— begin INFORMATION SUPPLIED —

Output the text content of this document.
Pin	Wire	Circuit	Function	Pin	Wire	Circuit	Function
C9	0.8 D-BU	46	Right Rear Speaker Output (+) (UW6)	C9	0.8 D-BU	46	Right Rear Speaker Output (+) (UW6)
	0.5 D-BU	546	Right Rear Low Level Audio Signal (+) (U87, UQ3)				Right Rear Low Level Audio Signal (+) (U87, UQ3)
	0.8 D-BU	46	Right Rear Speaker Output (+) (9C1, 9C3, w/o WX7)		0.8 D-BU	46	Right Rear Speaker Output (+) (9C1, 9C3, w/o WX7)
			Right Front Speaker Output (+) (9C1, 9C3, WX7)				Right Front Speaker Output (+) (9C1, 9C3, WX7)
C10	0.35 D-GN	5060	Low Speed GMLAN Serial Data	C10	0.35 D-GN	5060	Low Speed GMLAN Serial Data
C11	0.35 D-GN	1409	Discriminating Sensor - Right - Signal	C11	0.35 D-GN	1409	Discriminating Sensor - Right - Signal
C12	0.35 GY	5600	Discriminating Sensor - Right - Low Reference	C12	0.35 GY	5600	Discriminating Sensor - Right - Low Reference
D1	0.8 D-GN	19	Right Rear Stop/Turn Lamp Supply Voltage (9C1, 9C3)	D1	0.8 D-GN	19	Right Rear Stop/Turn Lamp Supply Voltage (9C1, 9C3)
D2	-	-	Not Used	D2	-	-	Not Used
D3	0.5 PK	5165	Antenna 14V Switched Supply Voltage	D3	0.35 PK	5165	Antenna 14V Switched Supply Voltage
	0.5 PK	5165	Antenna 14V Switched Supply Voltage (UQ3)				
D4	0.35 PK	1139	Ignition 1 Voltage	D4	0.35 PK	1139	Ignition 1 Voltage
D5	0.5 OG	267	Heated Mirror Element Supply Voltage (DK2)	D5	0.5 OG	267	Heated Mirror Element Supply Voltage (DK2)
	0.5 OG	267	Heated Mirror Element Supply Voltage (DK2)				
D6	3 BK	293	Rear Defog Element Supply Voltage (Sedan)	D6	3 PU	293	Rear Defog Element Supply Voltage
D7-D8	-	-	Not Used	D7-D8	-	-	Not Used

— end INFORMATION SUPPLIED —

== AIM OF THE TASK ==
Copy the material above, line for line.

== WORKED ANSWER ==
Output the text content of this document.
Pin	Wire	Circuit	Function	Pin	Wire	Circuit	Function
C9	0.8 D-BU	46	Right Rear Speaker Output (+) (UW6)	C9	0.8 D-BU	46	Right Rear Speaker Output (+) (UW6)
	0.5 D-BU	546	Right Rear Low Level Audio Signal (+) (U87, UQ3)				Right Rear Low Level Audio Signal (+) (U87, UQ3)
	0.8 D-BU	46	Right Rear Speaker Output (+) (9C1, 9C3, w/o WX7)		0.8 D-BU	46	Right Rear Speaker Output (+) (9C1, 9C3, w/o WX7)
			Right Front Speaker Output (+) (9C1, 9C3, WX7)				Right Front Speaker Output (+) (9C1, 9C3, WX7)
C10	0.35 D-GN	5060	Low Speed GMLAN Serial Data	C10	0.35 D-GN	5060	Low Speed GMLAN Serial Data
C11	0.35 D-GN	1409	Discriminating Sensor - Right - Signal	C11	0.35 D-GN	1409	Discriminating Sensor - Right - Signal
C12	0.35 GY	5600	Discriminating Sensor - Right - Low Reference	C12	0.35 GY	5600	Discriminating Sensor - Right - Low Reference
D1	0.8 D-GN	19	Right Rear Stop/Turn Lamp Supply Voltage (9C1, 9C3)	D1	0.8 D-GN	19	Right Rear Stop/Turn Lamp Supply Voltage (9C1, 9C3)
D2	-	-	Not Used	D2	-	-	Not Used
D3	0.5 PK	5165	Antenna 14V Switched Supply Voltage	D3	0.35 PK	5165	Antenna 14V Switched Supply Voltage
	0.5 PK	5165	Antenna 14V Switched Supply Voltage (UQ3)				
D4	0.35 PK	1139	Ignition 1 Voltage	D4	0.35 PK	1139	Ignition 1 Voltage
D5	0.5 OG	267	Heated Mirror Element Supply Voltage (DK2)	D5	0.5 OG	267	Heated Mirror Element Supply Voltage (DK2)
	0.5 OG	267	Heated Mirror Element Supply Voltage (DK2)				
D6	3 BK	293	Rear Defog Element Supply Voltage (Sedan)	D6	3 PU	293	Rear Defog Element Supply Voltage
D7-D8	-	-	Not Used	D7-D8	-	-	Not Used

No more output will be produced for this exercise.